##### Source records

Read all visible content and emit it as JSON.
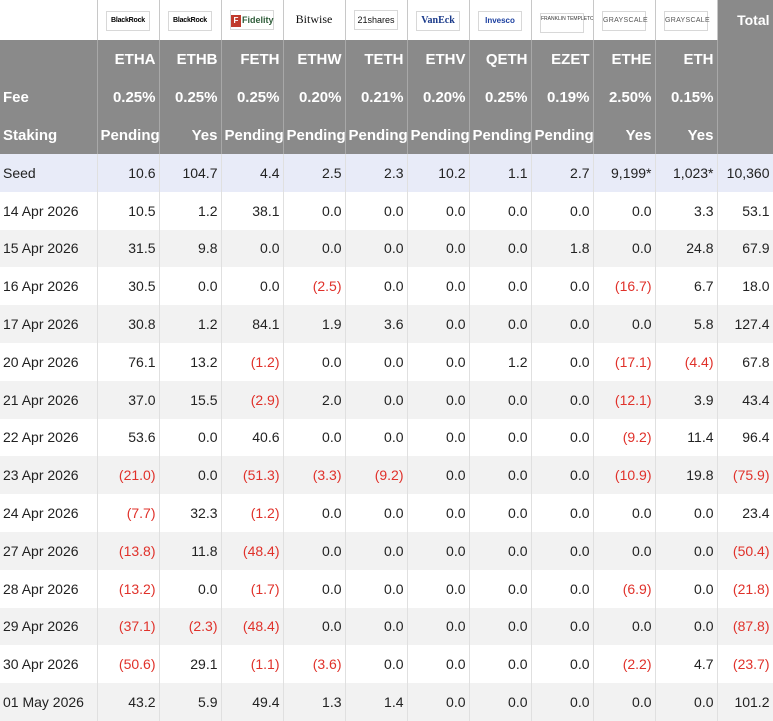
{
  "header": {
    "total_label": "Total",
    "fee_label": "Fee",
    "staking_label": "Staking"
  },
  "funds": [
    {
      "logo_icon": "blackrock-logo",
      "logo_text": "BlackRock",
      "ticker": "ETHA",
      "fee": "0.25%",
      "staking": "Pending"
    },
    {
      "logo_icon": "blackrock-logo",
      "logo_text": "BlackRock",
      "ticker": "ETHB",
      "fee": "0.25%",
      "staking": "Yes"
    },
    {
      "logo_icon": "fidelity-logo",
      "logo_text": "Fidelity",
      "ticker": "FETH",
      "fee": "0.25%",
      "staking": "Pending"
    },
    {
      "logo_icon": "bitwise-logo",
      "logo_text": "Bitwise",
      "ticker": "ETHW",
      "fee": "0.20%",
      "staking": "Pending"
    },
    {
      "logo_icon": "21shares-logo",
      "logo_text": "21shares",
      "ticker": "TETH",
      "fee": "0.21%",
      "staking": "Pending"
    },
    {
      "logo_icon": "vaneck-logo",
      "logo_text": "VanEck",
      "ticker": "ETHV",
      "fee": "0.20%",
      "staking": "Pending"
    },
    {
      "logo_icon": "invesco-logo",
      "logo_text": "Invesco",
      "ticker": "QETH",
      "fee": "0.25%",
      "staking": "Pending"
    },
    {
      "logo_icon": "franklin-templeton-logo",
      "logo_text": "FRANKLIN TEMPLETON",
      "ticker": "EZET",
      "fee": "0.19%",
      "staking": "Pending"
    },
    {
      "logo_icon": "grayscale-logo",
      "logo_text": "GRAYSCALE",
      "ticker": "ETHE",
      "fee": "2.50%",
      "staking": "Yes"
    },
    {
      "logo_icon": "grayscale-logo",
      "logo_text": "GRAYSCALE",
      "ticker": "ETH",
      "fee": "0.15%",
      "staking": "Yes"
    }
  ],
  "rows": [
    {
      "label": "Seed",
      "values": [
        "10.6",
        "104.7",
        "4.4",
        "2.5",
        "2.3",
        "10.2",
        "1.1",
        "2.7",
        "9,199*",
        "1,023*"
      ],
      "total": "10,360"
    },
    {
      "label": "14 Apr 2026",
      "values": [
        "10.5",
        "1.2",
        "38.1",
        "0.0",
        "0.0",
        "0.0",
        "0.0",
        "0.0",
        "0.0",
        "3.3"
      ],
      "total": "53.1"
    },
    {
      "label": "15 Apr 2026",
      "values": [
        "31.5",
        "9.8",
        "0.0",
        "0.0",
        "0.0",
        "0.0",
        "0.0",
        "1.8",
        "0.0",
        "24.8"
      ],
      "total": "67.9"
    },
    {
      "label": "16 Apr 2026",
      "values": [
        "30.5",
        "0.0",
        "0.0",
        "(2.5)",
        "0.0",
        "0.0",
        "0.0",
        "0.0",
        "(16.7)",
        "6.7"
      ],
      "total": "18.0"
    },
    {
      "label": "17 Apr 2026",
      "values": [
        "30.8",
        "1.2",
        "84.1",
        "1.9",
        "3.6",
        "0.0",
        "0.0",
        "0.0",
        "0.0",
        "5.8"
      ],
      "total": "127.4"
    },
    {
      "label": "20 Apr 2026",
      "values": [
        "76.1",
        "13.2",
        "(1.2)",
        "0.0",
        "0.0",
        "0.0",
        "1.2",
        "0.0",
        "(17.1)",
        "(4.4)"
      ],
      "total": "67.8"
    },
    {
      "label": "21 Apr 2026",
      "values": [
        "37.0",
        "15.5",
        "(2.9)",
        "2.0",
        "0.0",
        "0.0",
        "0.0",
        "0.0",
        "(12.1)",
        "3.9"
      ],
      "total": "43.4"
    },
    {
      "label": "22 Apr 2026",
      "values": [
        "53.6",
        "0.0",
        "40.6",
        "0.0",
        "0.0",
        "0.0",
        "0.0",
        "0.0",
        "(9.2)",
        "11.4"
      ],
      "total": "96.4"
    },
    {
      "label": "23 Apr 2026",
      "values": [
        "(21.0)",
        "0.0",
        "(51.3)",
        "(3.3)",
        "(9.2)",
        "0.0",
        "0.0",
        "0.0",
        "(10.9)",
        "19.8"
      ],
      "total": "(75.9)"
    },
    {
      "label": "24 Apr 2026",
      "values": [
        "(7.7)",
        "32.3",
        "(1.2)",
        "0.0",
        "0.0",
        "0.0",
        "0.0",
        "0.0",
        "0.0",
        "0.0"
      ],
      "total": "23.4"
    },
    {
      "label": "27 Apr 2026",
      "values": [
        "(13.8)",
        "11.8",
        "(48.4)",
        "0.0",
        "0.0",
        "0.0",
        "0.0",
        "0.0",
        "0.0",
        "0.0"
      ],
      "total": "(50.4)"
    },
    {
      "label": "28 Apr 2026",
      "values": [
        "(13.2)",
        "0.0",
        "(1.7)",
        "0.0",
        "0.0",
        "0.0",
        "0.0",
        "0.0",
        "(6.9)",
        "0.0"
      ],
      "total": "(21.8)"
    },
    {
      "label": "29 Apr 2026",
      "values": [
        "(37.1)",
        "(2.3)",
        "(48.4)",
        "0.0",
        "0.0",
        "0.0",
        "0.0",
        "0.0",
        "0.0",
        "0.0"
      ],
      "total": "(87.8)"
    },
    {
      "label": "30 Apr 2026",
      "values": [
        "(50.6)",
        "29.1",
        "(1.1)",
        "(3.6)",
        "0.0",
        "0.0",
        "0.0",
        "0.0",
        "(2.2)",
        "4.7"
      ],
      "total": "(23.7)"
    },
    {
      "label": "01 May 2026",
      "values": [
        "43.2",
        "5.9",
        "49.4",
        "1.3",
        "1.4",
        "0.0",
        "0.0",
        "0.0",
        "0.0",
        "0.0"
      ],
      "total": "101.2"
    }
  ],
  "colors": {
    "header_bg": "#8a8a8a",
    "seed_bg": "#e8ebf8",
    "stripe_bg": "#f2f2f2",
    "negative": "#e0312a"
  }
}
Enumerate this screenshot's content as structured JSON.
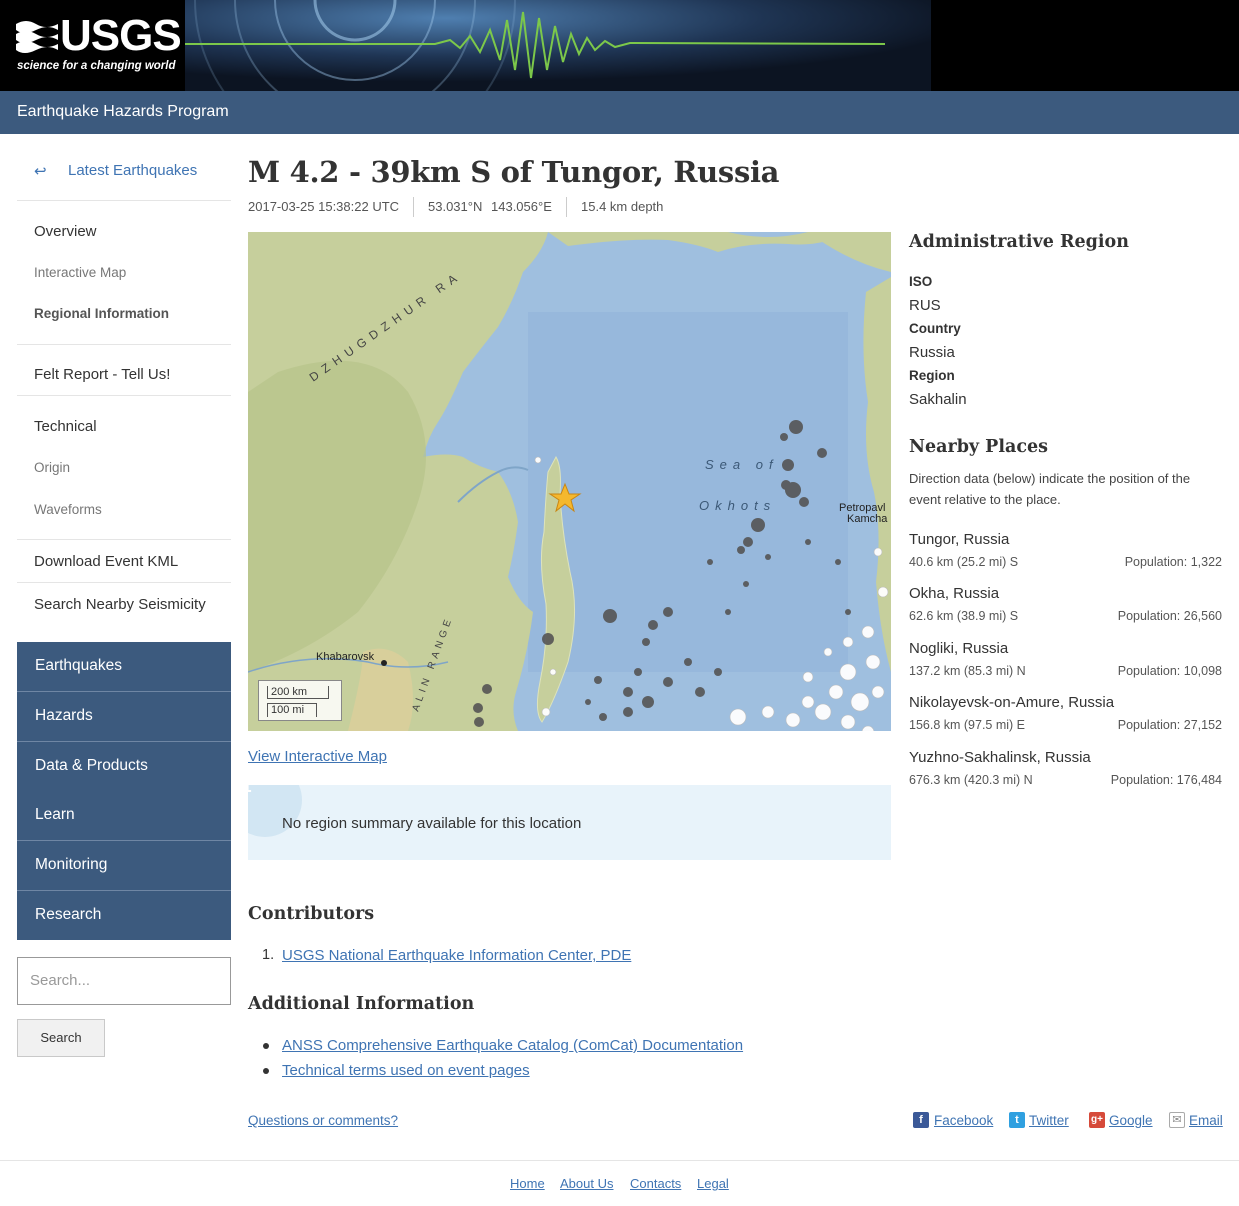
{
  "header": {
    "logo_text": "USGS",
    "logo_tagline": "science for a changing world",
    "program": "Earthquake Hazards Program"
  },
  "sidebar": {
    "back_label": "Latest Earthquakes",
    "items": {
      "overview": "Overview",
      "interactive_map": "Interactive Map",
      "regional_information": "Regional Information",
      "felt_report": "Felt Report - Tell Us!",
      "technical": "Technical",
      "origin": "Origin",
      "waveforms": "Waveforms",
      "download_kml": "Download Event KML",
      "search_seismicity": "Search Nearby Seismicity"
    },
    "nav": [
      "Earthquakes",
      "Hazards",
      "Data & Products",
      "Learn",
      "Monitoring",
      "Research"
    ],
    "search_placeholder": "Search...",
    "search_button": "Search"
  },
  "event": {
    "title": "M 4.2 - 39km S of Tungor, Russia",
    "time": "2017-03-25 15:38:22 UTC",
    "lat": "53.031°N",
    "lon": "143.056°E",
    "depth": "15.4 km depth"
  },
  "map": {
    "labels": {
      "range1": "DZHUGDZHUR RA",
      "sea1": "Sea of",
      "sea2": "Okhots",
      "city_khabarovsk": "Khabarovsk",
      "city_petropavl": "Petropavl",
      "city_kamcha": "Kamcha",
      "range2": "ALIN RANGE"
    },
    "scale_km": "200 km",
    "scale_mi": "100 mi",
    "link": "View Interactive Map",
    "colors": {
      "sea": "#9fbfdf",
      "land": "#c6cf9c",
      "star": "#f5b82e"
    }
  },
  "notice": "No region summary available for this location",
  "contributors": {
    "heading": "Contributors",
    "items": [
      "USGS National Earthquake Information Center, PDE"
    ]
  },
  "additional": {
    "heading": "Additional Information",
    "items": [
      "ANSS Comprehensive Earthquake Catalog (ComCat) Documentation",
      "Technical terms used on event pages"
    ]
  },
  "feedback": "Questions or comments?",
  "share": {
    "facebook": "Facebook",
    "twitter": "Twitter",
    "google": "Google",
    "email": "Email"
  },
  "footer": [
    "Home",
    "About Us",
    "Contacts",
    "Legal"
  ],
  "admin": {
    "heading": "Administrative Region",
    "iso_label": "ISO",
    "iso": "RUS",
    "country_label": "Country",
    "country": "Russia",
    "region_label": "Region",
    "region": "Sakhalin"
  },
  "nearby": {
    "heading": "Nearby Places",
    "note": "Direction data (below) indicate the position of the event relative to the place.",
    "places": [
      {
        "name": "Tungor, Russia",
        "dist": "40.6 km (25.2 mi) S",
        "pop": "Population: 1,322"
      },
      {
        "name": "Okha, Russia",
        "dist": "62.6 km (38.9 mi) S",
        "pop": "Population: 26,560"
      },
      {
        "name": "Nogliki, Russia",
        "dist": "137.2 km (85.3 mi) N",
        "pop": "Population: 10,098"
      },
      {
        "name": "Nikolayevsk-on-Amure, Russia",
        "dist": "156.8 km (97.5 mi) E",
        "pop": "Population: 27,152"
      },
      {
        "name": "Yuzhno-Sakhalinsk, Russia",
        "dist": "676.3 km (420.3 mi) N",
        "pop": "Population: 176,484"
      }
    ]
  }
}
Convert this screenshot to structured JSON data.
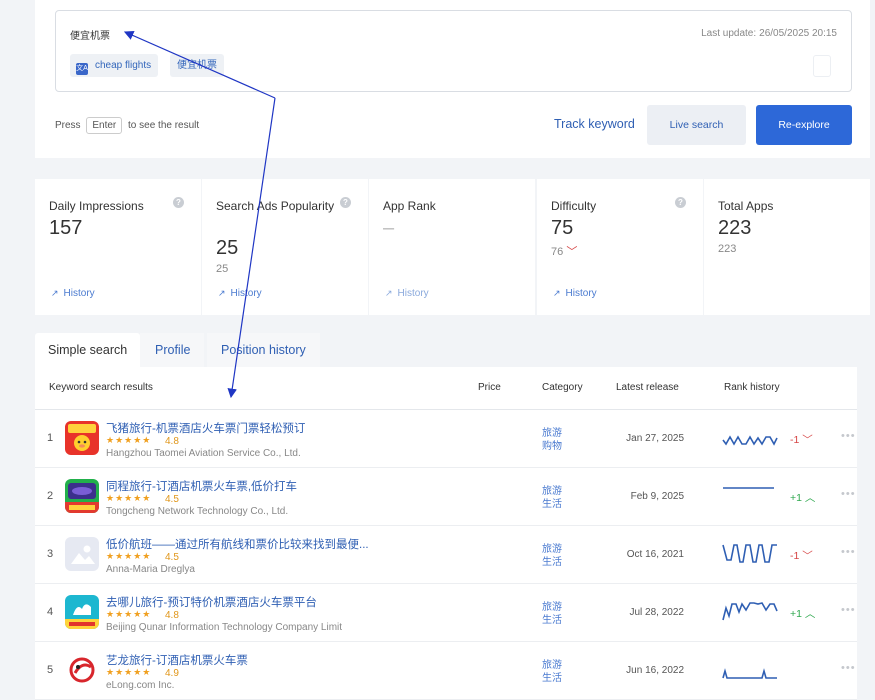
{
  "search": {
    "query": "便宜机票",
    "last_update_label": "Last update:",
    "last_update_value": "26/05/2025 20:15",
    "translation_chip": "cheap flights",
    "original_chip": "便宜机票",
    "translate_icon": "translate-icon",
    "hint_prefix": "Press",
    "hint_key": "Enter",
    "hint_suffix": "to see the result",
    "track_keyword": "Track keyword",
    "live_search": "Live search",
    "re_explore": "Re-explore"
  },
  "metrics": [
    {
      "label": "Daily Impressions",
      "value": "157",
      "sub": "",
      "history": "History"
    },
    {
      "label": "Search Ads Popularity",
      "value": "25",
      "sub": "25",
      "history": "History"
    },
    {
      "label": "App Rank",
      "value": "–",
      "sub": "",
      "history": "History"
    },
    {
      "label": "Difficulty",
      "value": "75",
      "sub": "76",
      "history": "History"
    },
    {
      "label": "Total Apps",
      "value": "223",
      "sub": "223",
      "history": ""
    }
  ],
  "tabs": {
    "simple": "Simple search",
    "profile": "Profile",
    "position": "Position history"
  },
  "table": {
    "header": {
      "results": "Keyword search results",
      "price": "Price",
      "category": "Category",
      "latest": "Latest release",
      "rank": "Rank history"
    },
    "rows": [
      {
        "num": "1",
        "name": "飞猪旅行-机票酒店火车票门票轻松预订",
        "stars": "★★★★★",
        "rating": "4.8",
        "dev": "Hangzhou Taomei Aviation Service Co., Ltd.",
        "cat1": "旅游",
        "cat2": "购物",
        "release": "Jan 27, 2025",
        "delta": "-1",
        "trend": "down",
        "more": "•••"
      },
      {
        "num": "2",
        "name": "同程旅行-订酒店机票火车票,低价打车",
        "stars": "★★★★★",
        "rating": "4.5",
        "dev": "Tongcheng Network Technology Co., Ltd.",
        "cat1": "旅游",
        "cat2": "生活",
        "release": "Feb 9, 2025",
        "delta": "+1",
        "trend": "up",
        "more": "•••"
      },
      {
        "num": "3",
        "name": "低价航班——通过所有航线和票价比较来找到最便...",
        "stars": "★★★★★",
        "rating": "4.5",
        "dev": "Anna-Maria Dreglya",
        "cat1": "旅游",
        "cat2": "生活",
        "release": "Oct 16, 2021",
        "delta": "-1",
        "trend": "down",
        "more": "•••"
      },
      {
        "num": "4",
        "name": "去哪儿旅行-预订特价机票酒店火车票平台",
        "stars": "★★★★★",
        "rating": "4.8",
        "dev": "Beijing Qunar Information Technology Company Limit",
        "cat1": "旅游",
        "cat2": "生活",
        "release": "Jul 28, 2022",
        "delta": "+1",
        "trend": "up",
        "more": "•••"
      },
      {
        "num": "5",
        "name": "艺龙旅行-订酒店机票火车票",
        "stars": "★★★★★",
        "rating": "4.9",
        "dev": "eLong.com Inc.",
        "cat1": "旅游",
        "cat2": "生活",
        "release": "Jun 16, 2022",
        "delta": "",
        "trend": "",
        "more": "•••"
      }
    ]
  },
  "colors": {
    "accent": "#2d68d8",
    "link": "#2f5fb3",
    "rank_down": "#d64545",
    "rank_up": "#2fa84f",
    "annotation_arrow": "#1f36c4"
  }
}
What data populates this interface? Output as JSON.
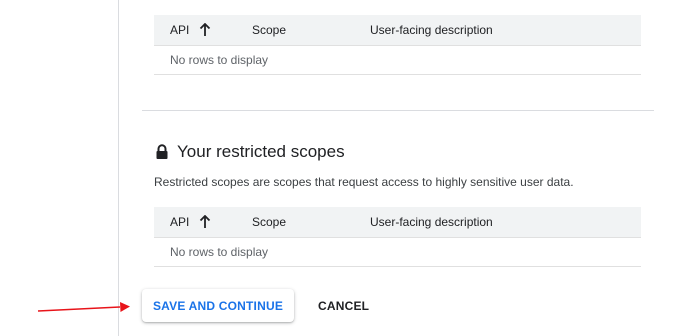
{
  "scopes_table": {
    "columns": [
      "API",
      "Scope",
      "User-facing description"
    ],
    "empty_text": "No rows to display"
  },
  "restricted_section": {
    "title": "Your restricted scopes",
    "description": "Restricted scopes are scopes that request access to highly sensitive user data.",
    "table": {
      "columns": [
        "API",
        "Scope",
        "User-facing description"
      ],
      "empty_text": "No rows to display"
    }
  },
  "actions": {
    "primary_label": "SAVE AND CONTINUE",
    "secondary_label": "CANCEL"
  },
  "icons": {
    "sort": "arrow-up-icon",
    "lock": "lock-icon",
    "annotation": "red-arrow-icon"
  },
  "colors": {
    "primary_text": "#1a73e8",
    "annotation": "#e8141a",
    "header_bg": "#f1f3f4"
  }
}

##########

Problem to work on: Search the data for the string "Technology". List each line that has it.

Expected answer:
        "dev": "Tongcheng Network Technology Co., Ltd.",
        "dev": "Beijing Qunar Information Technology Company Limit",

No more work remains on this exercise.